- [Task requirements]:
Count every line below that contains "data", then state the total with no other output.
**** Information supplied ****
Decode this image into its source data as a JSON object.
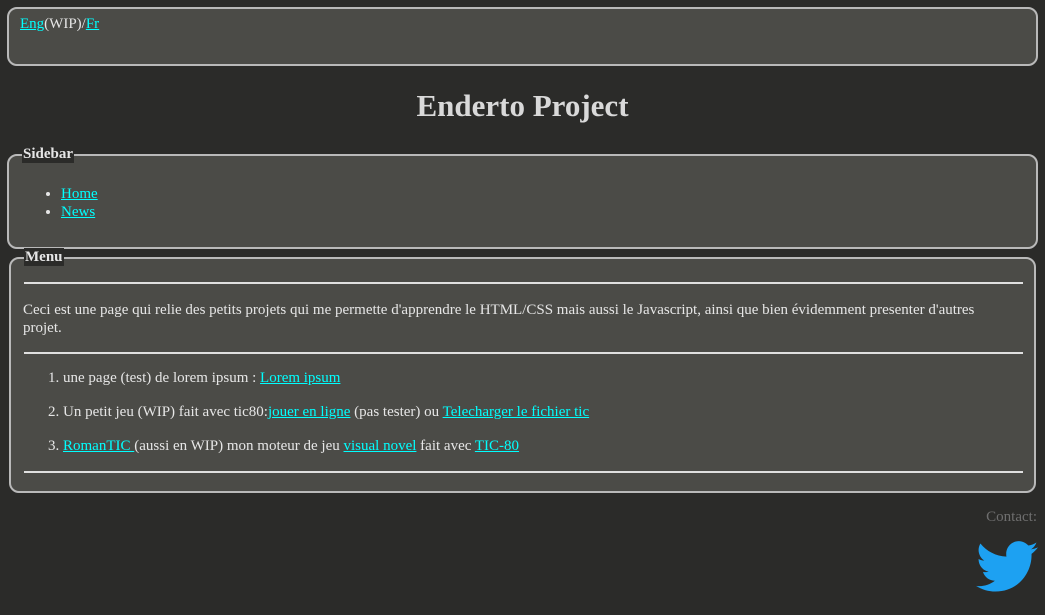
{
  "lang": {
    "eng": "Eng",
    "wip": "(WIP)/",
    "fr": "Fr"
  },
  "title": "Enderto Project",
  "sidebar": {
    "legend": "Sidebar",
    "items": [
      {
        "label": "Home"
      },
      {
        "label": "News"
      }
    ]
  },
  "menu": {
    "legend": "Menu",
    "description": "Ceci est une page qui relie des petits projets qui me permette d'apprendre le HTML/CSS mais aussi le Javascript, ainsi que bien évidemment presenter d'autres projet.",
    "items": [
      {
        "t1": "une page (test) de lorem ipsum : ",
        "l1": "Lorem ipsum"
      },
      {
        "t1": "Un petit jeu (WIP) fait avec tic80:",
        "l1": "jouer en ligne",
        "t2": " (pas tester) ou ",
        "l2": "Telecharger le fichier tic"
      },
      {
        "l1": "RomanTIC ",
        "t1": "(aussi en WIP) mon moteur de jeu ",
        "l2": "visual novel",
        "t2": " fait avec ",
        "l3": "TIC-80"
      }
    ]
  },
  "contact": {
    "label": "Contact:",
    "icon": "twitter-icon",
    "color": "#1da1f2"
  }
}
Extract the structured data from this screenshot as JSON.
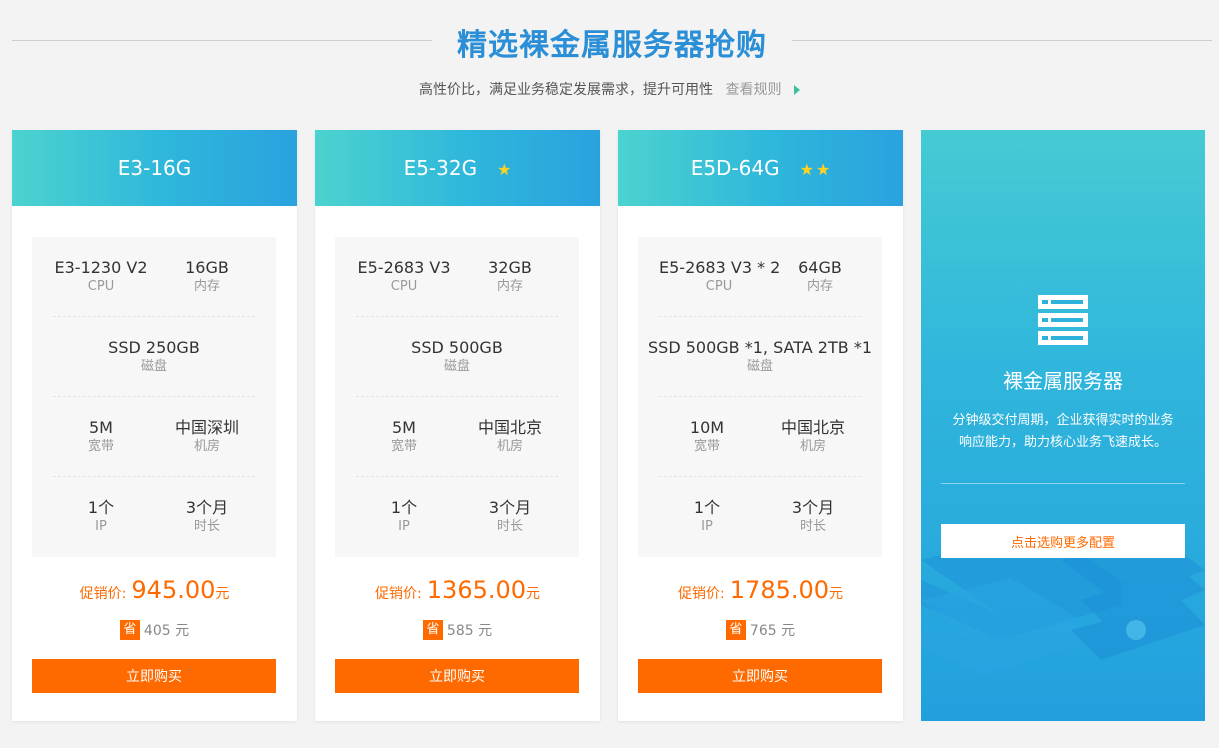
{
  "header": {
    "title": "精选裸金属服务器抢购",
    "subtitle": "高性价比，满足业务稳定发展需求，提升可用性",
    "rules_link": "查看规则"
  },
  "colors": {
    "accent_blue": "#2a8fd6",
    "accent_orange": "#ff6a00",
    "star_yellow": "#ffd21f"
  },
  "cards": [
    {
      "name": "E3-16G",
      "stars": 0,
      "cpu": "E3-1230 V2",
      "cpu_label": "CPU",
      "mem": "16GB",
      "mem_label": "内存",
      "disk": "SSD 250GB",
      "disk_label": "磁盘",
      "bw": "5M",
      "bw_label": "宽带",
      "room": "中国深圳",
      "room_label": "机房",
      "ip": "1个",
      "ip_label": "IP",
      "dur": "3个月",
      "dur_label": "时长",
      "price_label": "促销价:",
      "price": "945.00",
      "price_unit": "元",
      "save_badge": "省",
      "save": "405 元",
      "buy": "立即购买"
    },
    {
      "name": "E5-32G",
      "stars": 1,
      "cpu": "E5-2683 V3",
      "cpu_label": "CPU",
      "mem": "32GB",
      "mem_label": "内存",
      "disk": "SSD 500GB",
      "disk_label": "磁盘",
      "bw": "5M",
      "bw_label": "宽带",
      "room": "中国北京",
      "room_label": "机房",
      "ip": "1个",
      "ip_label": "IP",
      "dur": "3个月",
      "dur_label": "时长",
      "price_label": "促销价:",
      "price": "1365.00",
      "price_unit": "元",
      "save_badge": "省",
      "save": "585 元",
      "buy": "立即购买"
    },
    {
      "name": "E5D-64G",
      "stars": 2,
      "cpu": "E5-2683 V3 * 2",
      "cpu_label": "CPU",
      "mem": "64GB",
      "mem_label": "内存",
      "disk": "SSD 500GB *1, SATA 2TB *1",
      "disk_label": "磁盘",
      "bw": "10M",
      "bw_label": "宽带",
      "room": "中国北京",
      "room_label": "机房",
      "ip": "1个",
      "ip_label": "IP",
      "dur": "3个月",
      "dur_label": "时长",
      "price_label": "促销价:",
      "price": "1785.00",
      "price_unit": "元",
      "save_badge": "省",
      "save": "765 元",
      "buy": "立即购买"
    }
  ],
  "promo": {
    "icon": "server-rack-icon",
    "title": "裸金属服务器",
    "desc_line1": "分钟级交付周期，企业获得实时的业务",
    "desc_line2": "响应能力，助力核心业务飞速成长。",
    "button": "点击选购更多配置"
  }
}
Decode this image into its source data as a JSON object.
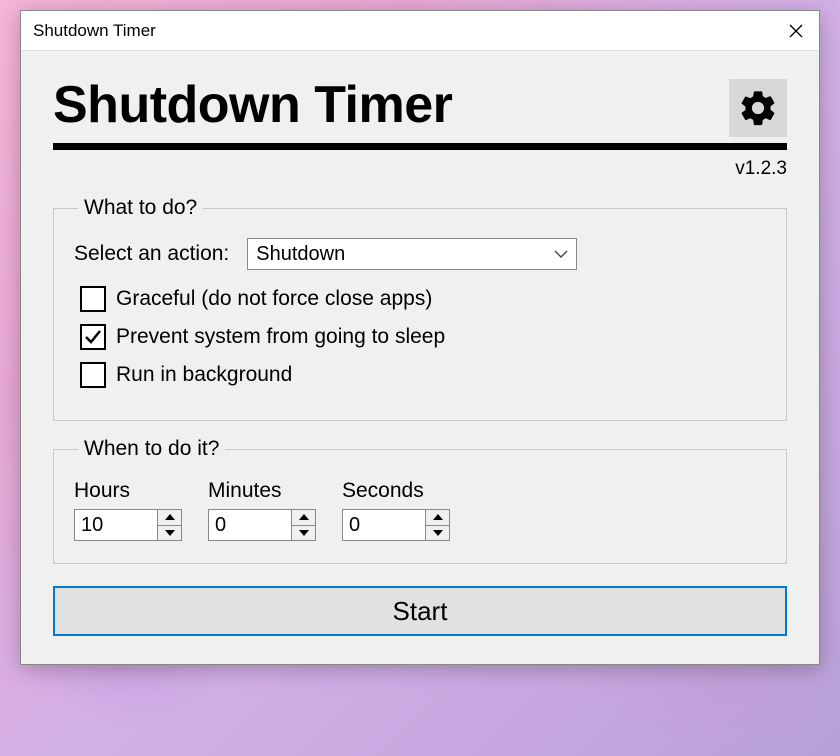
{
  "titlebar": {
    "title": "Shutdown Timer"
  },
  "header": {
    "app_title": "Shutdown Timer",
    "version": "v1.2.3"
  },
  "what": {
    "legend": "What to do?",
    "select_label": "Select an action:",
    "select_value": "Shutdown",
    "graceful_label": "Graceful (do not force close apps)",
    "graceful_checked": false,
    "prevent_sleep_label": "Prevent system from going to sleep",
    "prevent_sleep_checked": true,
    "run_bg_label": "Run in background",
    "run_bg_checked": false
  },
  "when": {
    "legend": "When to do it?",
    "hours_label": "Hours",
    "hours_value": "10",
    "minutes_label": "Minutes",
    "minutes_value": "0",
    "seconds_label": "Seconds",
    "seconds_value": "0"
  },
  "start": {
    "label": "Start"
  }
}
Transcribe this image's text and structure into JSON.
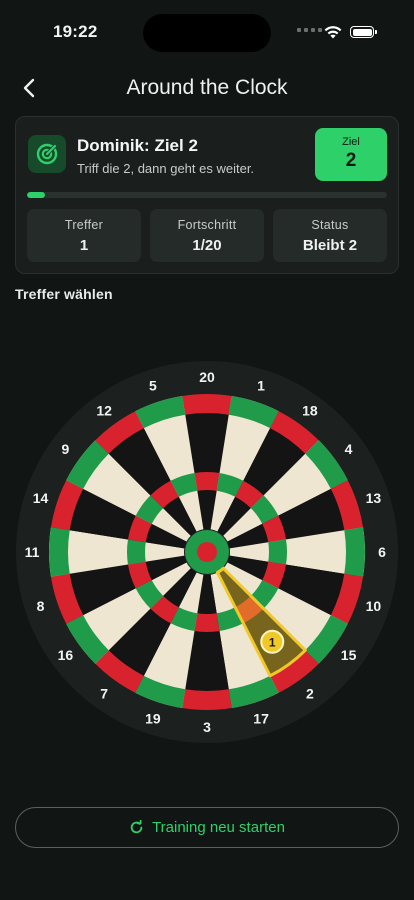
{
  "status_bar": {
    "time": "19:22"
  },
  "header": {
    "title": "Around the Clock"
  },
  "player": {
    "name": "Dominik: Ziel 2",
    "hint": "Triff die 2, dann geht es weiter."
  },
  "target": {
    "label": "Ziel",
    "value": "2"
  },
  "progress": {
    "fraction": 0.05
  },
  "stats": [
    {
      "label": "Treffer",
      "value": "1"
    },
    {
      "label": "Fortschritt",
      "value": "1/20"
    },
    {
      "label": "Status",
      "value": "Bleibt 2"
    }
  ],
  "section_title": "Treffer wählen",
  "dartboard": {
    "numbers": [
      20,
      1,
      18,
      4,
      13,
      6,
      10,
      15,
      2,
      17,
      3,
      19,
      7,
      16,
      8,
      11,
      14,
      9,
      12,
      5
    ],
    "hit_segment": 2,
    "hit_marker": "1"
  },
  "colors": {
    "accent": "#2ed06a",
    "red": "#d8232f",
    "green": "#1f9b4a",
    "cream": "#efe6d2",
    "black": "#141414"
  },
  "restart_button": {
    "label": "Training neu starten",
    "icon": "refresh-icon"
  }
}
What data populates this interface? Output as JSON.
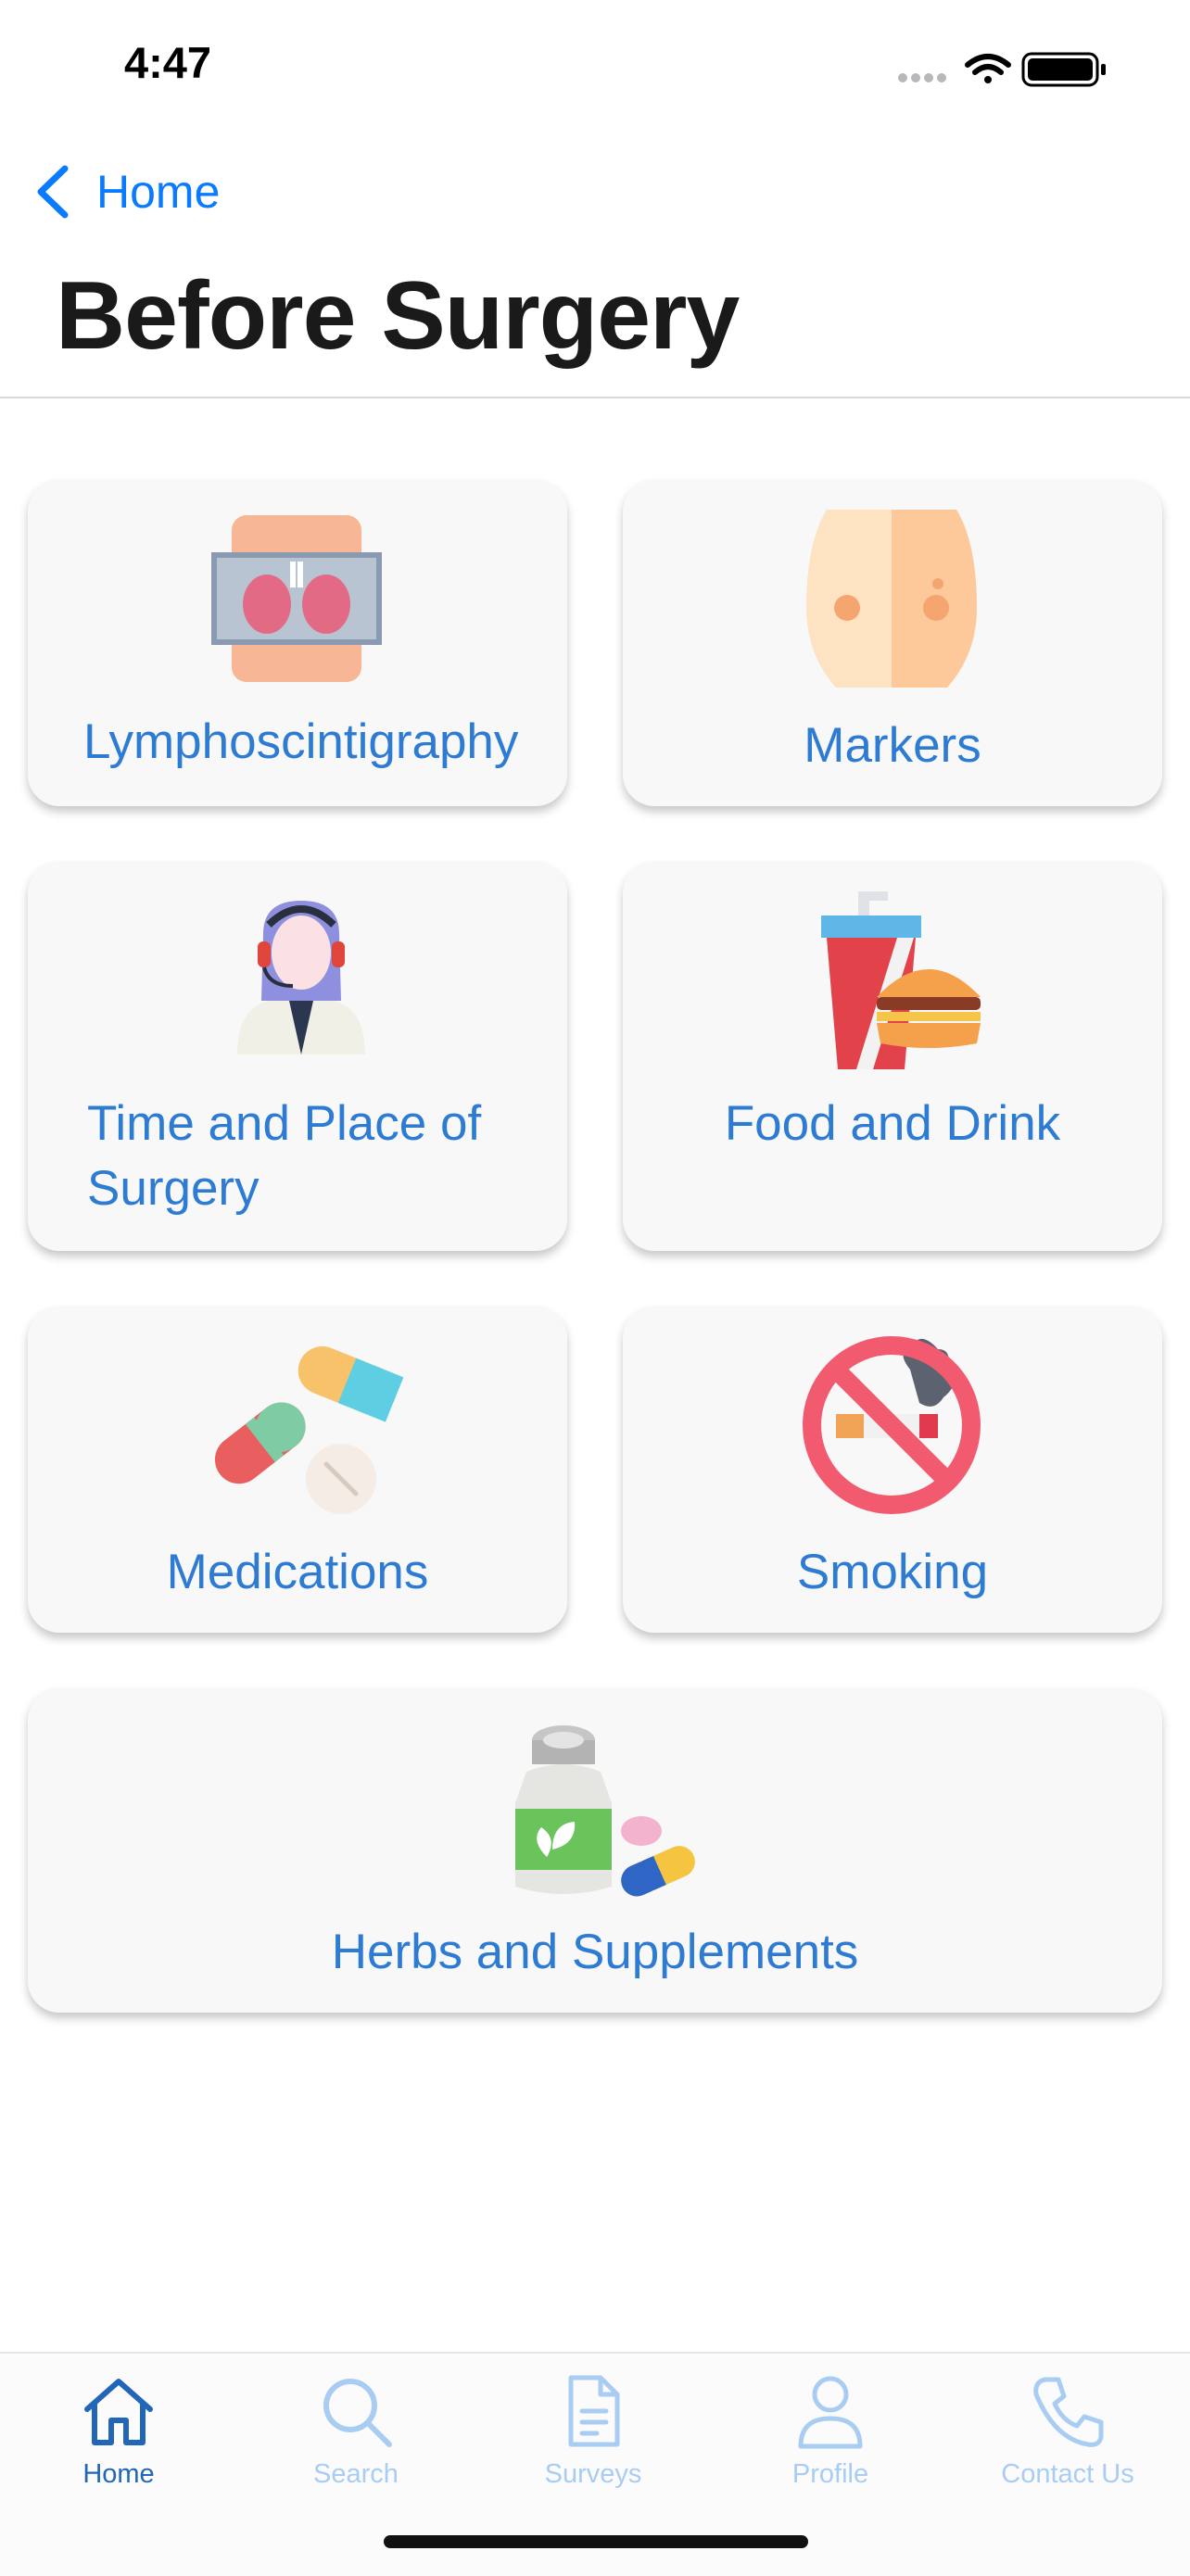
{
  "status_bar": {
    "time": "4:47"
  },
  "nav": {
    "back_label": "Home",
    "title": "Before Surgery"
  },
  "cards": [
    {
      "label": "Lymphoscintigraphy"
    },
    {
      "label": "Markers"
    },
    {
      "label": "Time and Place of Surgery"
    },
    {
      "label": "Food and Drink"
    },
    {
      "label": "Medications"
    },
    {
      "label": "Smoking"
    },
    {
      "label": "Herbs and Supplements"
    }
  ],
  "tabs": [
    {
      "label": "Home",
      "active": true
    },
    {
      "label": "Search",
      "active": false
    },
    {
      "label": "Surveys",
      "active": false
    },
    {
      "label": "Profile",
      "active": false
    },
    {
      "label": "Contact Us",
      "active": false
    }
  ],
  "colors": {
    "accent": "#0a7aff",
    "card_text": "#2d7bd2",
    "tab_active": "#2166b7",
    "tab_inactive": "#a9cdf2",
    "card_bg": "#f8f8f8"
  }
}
****
- [The answer]:
4